## [EXERCISE DIRECTIONS]
Return the records that follow, matching each one exactly.

(Rows from a dataset)
»»

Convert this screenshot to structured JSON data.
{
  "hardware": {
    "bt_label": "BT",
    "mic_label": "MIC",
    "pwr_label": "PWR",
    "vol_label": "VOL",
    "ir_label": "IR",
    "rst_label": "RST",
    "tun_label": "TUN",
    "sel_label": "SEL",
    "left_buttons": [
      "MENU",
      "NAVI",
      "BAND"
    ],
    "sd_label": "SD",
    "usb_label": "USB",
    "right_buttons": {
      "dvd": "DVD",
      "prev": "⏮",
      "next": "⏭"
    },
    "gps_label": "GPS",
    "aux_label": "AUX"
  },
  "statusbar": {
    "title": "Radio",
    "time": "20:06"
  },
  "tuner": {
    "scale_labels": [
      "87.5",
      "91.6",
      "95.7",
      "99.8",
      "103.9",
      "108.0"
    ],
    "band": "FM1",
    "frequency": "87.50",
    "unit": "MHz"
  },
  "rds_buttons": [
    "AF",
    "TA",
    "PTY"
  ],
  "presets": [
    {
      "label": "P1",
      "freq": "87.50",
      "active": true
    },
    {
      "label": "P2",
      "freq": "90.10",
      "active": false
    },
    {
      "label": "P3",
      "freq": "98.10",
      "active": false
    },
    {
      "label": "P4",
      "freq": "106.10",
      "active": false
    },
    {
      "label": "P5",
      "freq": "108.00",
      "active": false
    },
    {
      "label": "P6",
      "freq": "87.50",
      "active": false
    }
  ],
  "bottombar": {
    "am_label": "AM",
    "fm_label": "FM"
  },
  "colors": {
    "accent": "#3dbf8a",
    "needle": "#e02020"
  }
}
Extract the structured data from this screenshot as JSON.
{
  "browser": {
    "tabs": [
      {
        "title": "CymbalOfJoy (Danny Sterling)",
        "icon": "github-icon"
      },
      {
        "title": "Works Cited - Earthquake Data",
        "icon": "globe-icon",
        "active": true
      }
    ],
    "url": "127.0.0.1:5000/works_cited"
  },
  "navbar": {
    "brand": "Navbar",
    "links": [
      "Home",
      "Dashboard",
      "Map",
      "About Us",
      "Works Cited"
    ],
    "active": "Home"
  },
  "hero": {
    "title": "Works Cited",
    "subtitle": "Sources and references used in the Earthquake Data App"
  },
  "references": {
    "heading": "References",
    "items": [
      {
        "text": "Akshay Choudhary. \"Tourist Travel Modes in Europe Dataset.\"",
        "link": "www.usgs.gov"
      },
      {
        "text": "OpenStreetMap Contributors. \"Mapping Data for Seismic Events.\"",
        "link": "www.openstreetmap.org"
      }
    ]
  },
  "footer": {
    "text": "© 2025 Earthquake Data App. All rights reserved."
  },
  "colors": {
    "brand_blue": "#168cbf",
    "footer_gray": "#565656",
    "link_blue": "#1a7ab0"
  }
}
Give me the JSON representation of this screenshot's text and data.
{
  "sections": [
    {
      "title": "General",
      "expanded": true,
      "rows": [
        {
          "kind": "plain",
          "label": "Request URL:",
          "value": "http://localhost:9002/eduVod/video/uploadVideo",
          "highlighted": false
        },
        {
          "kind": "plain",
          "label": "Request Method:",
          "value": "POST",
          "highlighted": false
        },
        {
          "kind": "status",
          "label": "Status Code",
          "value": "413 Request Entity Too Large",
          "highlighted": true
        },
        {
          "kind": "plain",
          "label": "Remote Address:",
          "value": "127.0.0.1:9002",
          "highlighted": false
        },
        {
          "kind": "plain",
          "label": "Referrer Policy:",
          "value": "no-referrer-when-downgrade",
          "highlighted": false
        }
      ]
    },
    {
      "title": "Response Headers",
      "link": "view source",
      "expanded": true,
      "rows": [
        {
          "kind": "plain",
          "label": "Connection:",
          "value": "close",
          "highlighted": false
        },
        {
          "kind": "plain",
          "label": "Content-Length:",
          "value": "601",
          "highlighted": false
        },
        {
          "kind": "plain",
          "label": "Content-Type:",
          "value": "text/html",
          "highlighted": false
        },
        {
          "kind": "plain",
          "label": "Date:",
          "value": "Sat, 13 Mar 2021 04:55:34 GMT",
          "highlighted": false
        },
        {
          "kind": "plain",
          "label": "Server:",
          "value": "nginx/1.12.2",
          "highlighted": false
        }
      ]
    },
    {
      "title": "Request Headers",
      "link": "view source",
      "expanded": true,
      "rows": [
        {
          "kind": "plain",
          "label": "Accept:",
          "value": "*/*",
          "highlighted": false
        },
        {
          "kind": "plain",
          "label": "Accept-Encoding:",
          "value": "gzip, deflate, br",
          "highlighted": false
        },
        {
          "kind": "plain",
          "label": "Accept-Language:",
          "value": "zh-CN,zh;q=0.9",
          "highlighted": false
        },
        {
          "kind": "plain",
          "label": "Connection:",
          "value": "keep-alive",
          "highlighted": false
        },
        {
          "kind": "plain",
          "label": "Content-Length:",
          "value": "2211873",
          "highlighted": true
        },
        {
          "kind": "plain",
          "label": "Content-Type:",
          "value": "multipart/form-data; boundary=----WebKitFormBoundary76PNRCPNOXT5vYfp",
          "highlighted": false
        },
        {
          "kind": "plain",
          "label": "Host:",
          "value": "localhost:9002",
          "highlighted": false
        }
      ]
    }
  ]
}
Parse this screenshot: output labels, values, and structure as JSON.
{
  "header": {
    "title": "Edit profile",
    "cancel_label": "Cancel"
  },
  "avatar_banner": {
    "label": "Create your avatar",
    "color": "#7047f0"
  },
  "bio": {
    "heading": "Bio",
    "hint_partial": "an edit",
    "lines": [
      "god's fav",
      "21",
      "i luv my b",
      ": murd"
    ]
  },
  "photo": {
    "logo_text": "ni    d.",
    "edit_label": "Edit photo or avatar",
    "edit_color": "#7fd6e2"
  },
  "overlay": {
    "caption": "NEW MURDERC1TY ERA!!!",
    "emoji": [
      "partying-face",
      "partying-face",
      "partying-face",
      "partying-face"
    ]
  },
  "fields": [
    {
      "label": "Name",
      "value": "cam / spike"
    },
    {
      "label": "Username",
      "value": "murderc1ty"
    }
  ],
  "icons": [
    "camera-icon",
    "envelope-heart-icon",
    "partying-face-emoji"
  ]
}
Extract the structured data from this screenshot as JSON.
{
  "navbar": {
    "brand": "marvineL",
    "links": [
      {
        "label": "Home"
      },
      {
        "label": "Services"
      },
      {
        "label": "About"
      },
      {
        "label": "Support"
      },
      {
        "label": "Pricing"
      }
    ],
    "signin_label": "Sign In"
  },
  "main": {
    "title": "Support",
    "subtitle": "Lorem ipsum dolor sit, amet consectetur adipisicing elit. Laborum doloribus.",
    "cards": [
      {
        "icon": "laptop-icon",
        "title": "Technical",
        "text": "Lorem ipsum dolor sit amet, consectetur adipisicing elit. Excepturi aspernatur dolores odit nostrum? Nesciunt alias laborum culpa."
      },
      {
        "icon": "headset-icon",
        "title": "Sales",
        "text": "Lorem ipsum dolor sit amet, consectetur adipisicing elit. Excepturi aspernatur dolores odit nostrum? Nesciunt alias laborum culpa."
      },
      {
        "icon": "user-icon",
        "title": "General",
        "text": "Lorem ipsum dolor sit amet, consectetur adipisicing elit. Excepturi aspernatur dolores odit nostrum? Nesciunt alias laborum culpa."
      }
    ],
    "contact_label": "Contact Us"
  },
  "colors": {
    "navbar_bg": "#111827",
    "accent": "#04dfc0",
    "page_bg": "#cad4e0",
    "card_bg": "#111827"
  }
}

««

## [ANSWER BELOW]
Convert this screenshot to structured JSON data.
{
  "hardware": {
    "bt_label": "BT",
    "mic_label": "MIC",
    "pwr_label": "PWR",
    "vol_label": "VOL",
    "ir_label": "IR",
    "rst_label": "RST",
    "tun_label": "TUN",
    "sel_label": "SEL",
    "left_buttons": [
      "MENU",
      "NAVI",
      "BAND"
    ],
    "sd_label": "SD",
    "usb_label": "USB",
    "right_buttons": {
      "dvd": "DVD",
      "prev": "⏮",
      "next": "⏭"
    },
    "gps_label": "GPS",
    "aux_label": "AUX"
  },
  "statusbar": {
    "title": "Radio",
    "time": "20:06"
  },
  "tuner": {
    "scale_labels": [
      "87.5",
      "91.6",
      "95.7",
      "99.8",
      "103.9",
      "108.0"
    ],
    "band": "FM1",
    "frequency": "87.50",
    "unit": "MHz"
  },
  "rds_buttons": [
    "AF",
    "TA",
    "PTY"
  ],
  "presets": [
    {
      "label": "P1",
      "freq": "87.50",
      "active": true
    },
    {
      "label": "P2",
      "freq": "90.10",
      "active": false
    },
    {
      "label": "P3",
      "freq": "98.10",
      "active": false
    },
    {
      "label": "P4",
      "freq": "106.10",
      "active": false
    },
    {
      "label": "P5",
      "freq": "108.00",
      "active": false
    },
    {
      "label": "P6",
      "freq": "87.50",
      "active": false
    }
  ],
  "bottombar": {
    "am_label": "AM",
    "fm_label": "FM"
  },
  "colors": {
    "accent": "#3dbf8a",
    "needle": "#e02020"
  }
}
Extract the structured data from this screenshot as JSON.
{
  "browser": {
    "tabs": [
      {
        "title": "CymbalOfJoy (Danny Sterling)",
        "icon": "github-icon"
      },
      {
        "title": "Works Cited - Earthquake Data",
        "icon": "globe-icon",
        "active": true
      }
    ],
    "url": "127.0.0.1:5000/works_cited"
  },
  "navbar": {
    "brand": "Navbar",
    "links": [
      "Home",
      "Dashboard",
      "Map",
      "About Us",
      "Works Cited"
    ],
    "active": "Home"
  },
  "hero": {
    "title": "Works Cited",
    "subtitle": "Sources and references used in the Earthquake Data App"
  },
  "references": {
    "heading": "References",
    "items": [
      {
        "text": "Akshay Choudhary. \"Tourist Travel Modes in Europe Dataset.\"",
        "link": "www.usgs.gov"
      },
      {
        "text": "OpenStreetMap Contributors. \"Mapping Data for Seismic Events.\"",
        "link": "www.openstreetmap.org"
      }
    ]
  },
  "footer": {
    "text": "© 2025 Earthquake Data App. All rights reserved."
  },
  "colors": {
    "brand_blue": "#168cbf",
    "footer_gray": "#565656",
    "link_blue": "#1a7ab0"
  }
}
Give me the JSON representation of this screenshot's text and data.
{
  "sections": [
    {
      "title": "General",
      "expanded": true,
      "rows": [
        {
          "kind": "plain",
          "label": "Request URL:",
          "value": "http://localhost:9002/eduVod/video/uploadVideo",
          "highlighted": false
        },
        {
          "kind": "plain",
          "label": "Request Method:",
          "value": "POST",
          "highlighted": false
        },
        {
          "kind": "status",
          "label": "Status Code",
          "value": "413 Request Entity Too Large",
          "highlighted": true
        },
        {
          "kind": "plain",
          "label": "Remote Address:",
          "value": "127.0.0.1:9002",
          "highlighted": false
        },
        {
          "kind": "plain",
          "label": "Referrer Policy:",
          "value": "no-referrer-when-downgrade",
          "highlighted": false
        }
      ]
    },
    {
      "title": "Response Headers",
      "link": "view source",
      "expanded": true,
      "rows": [
        {
          "kind": "plain",
          "label": "Connection:",
          "value": "close",
          "highlighted": false
        },
        {
          "kind": "plain",
          "label": "Content-Length:",
          "value": "601",
          "highlighted": false
        },
        {
          "kind": "plain",
          "label": "Content-Type:",
          "value": "text/html",
          "highlighted": false
        },
        {
          "kind": "plain",
          "label": "Date:",
          "value": "Sat, 13 Mar 2021 04:55:34 GMT",
          "highlighted": false
        },
        {
          "kind": "plain",
          "label": "Server:",
          "value": "nginx/1.12.2",
          "highlighted": false
        }
      ]
    },
    {
      "title": "Request Headers",
      "link": "view source",
      "expanded": true,
      "rows": [
        {
          "kind": "plain",
          "label": "Accept:",
          "value": "*/*",
          "highlighted": false
        },
        {
          "kind": "plain",
          "label": "Accept-Encoding:",
          "value": "gzip, deflate, br",
          "highlighted": false
        },
        {
          "kind": "plain",
          "label": "Accept-Language:",
          "value": "zh-CN,zh;q=0.9",
          "highlighted": false
        },
        {
          "kind": "plain",
          "label": "Connection:",
          "value": "keep-alive",
          "highlighted": false
        },
        {
          "kind": "plain",
          "label": "Content-Length:",
          "value": "2211873",
          "highlighted": true
        },
        {
          "kind": "plain",
          "label": "Content-Type:",
          "value": "multipart/form-data; boundary=----WebKitFormBoundary76PNRCPNOXT5vYfp",
          "highlighted": false
        },
        {
          "kind": "plain",
          "label": "Host:",
          "value": "localhost:9002",
          "highlighted": false
        }
      ]
    }
  ]
}
Parse this screenshot: output labels, values, and structure as JSON.
{
  "header": {
    "title": "Edit profile",
    "cancel_label": "Cancel"
  },
  "avatar_banner": {
    "label": "Create your avatar",
    "color": "#7047f0"
  },
  "bio": {
    "heading": "Bio",
    "hint_partial": "an edit",
    "lines": [
      "god's fav",
      "21",
      "i luv my b",
      ": murd"
    ]
  },
  "photo": {
    "logo_text": "ni    d.",
    "edit_label": "Edit photo or avatar",
    "edit_color": "#7fd6e2"
  },
  "overlay": {
    "caption": "NEW MURDERC1TY ERA!!!",
    "emoji": [
      "partying-face",
      "partying-face",
      "partying-face",
      "partying-face"
    ]
  },
  "fields": [
    {
      "label": "Name",
      "value": "cam / spike"
    },
    {
      "label": "Username",
      "value": "murderc1ty"
    }
  ],
  "icons": [
    "camera-icon",
    "envelope-heart-icon",
    "partying-face-emoji"
  ]
}
Extract the structured data from this screenshot as JSON.
{
  "navbar": {
    "brand": "marvineL",
    "links": [
      {
        "label": "Home"
      },
      {
        "label": "Services"
      },
      {
        "label": "About"
      },
      {
        "label": "Support"
      },
      {
        "label": "Pricing"
      }
    ],
    "signin_label": "Sign In"
  },
  "main": {
    "title": "Support",
    "subtitle": "Lorem ipsum dolor sit, amet consectetur adipisicing elit. Laborum doloribus.",
    "cards": [
      {
        "icon": "laptop-icon",
        "title": "Technical",
        "text": "Lorem ipsum dolor sit amet, consectetur adipisicing elit. Excepturi aspernatur dolores odit nostrum? Nesciunt alias laborum culpa."
      },
      {
        "icon": "headset-icon",
        "title": "Sales",
        "text": "Lorem ipsum dolor sit amet, consectetur adipisicing elit. Excepturi aspernatur dolores odit nostrum? Nesciunt alias laborum culpa."
      },
      {
        "icon": "user-icon",
        "title": "General",
        "text": "Lorem ipsum dolor sit amet, consectetur adipisicing elit. Excepturi aspernatur dolores odit nostrum? Nesciunt alias laborum culpa."
      }
    ],
    "contact_label": "Contact Us"
  },
  "colors": {
    "navbar_bg": "#111827",
    "accent": "#04dfc0",
    "page_bg": "#cad4e0",
    "card_bg": "#111827"
  }
}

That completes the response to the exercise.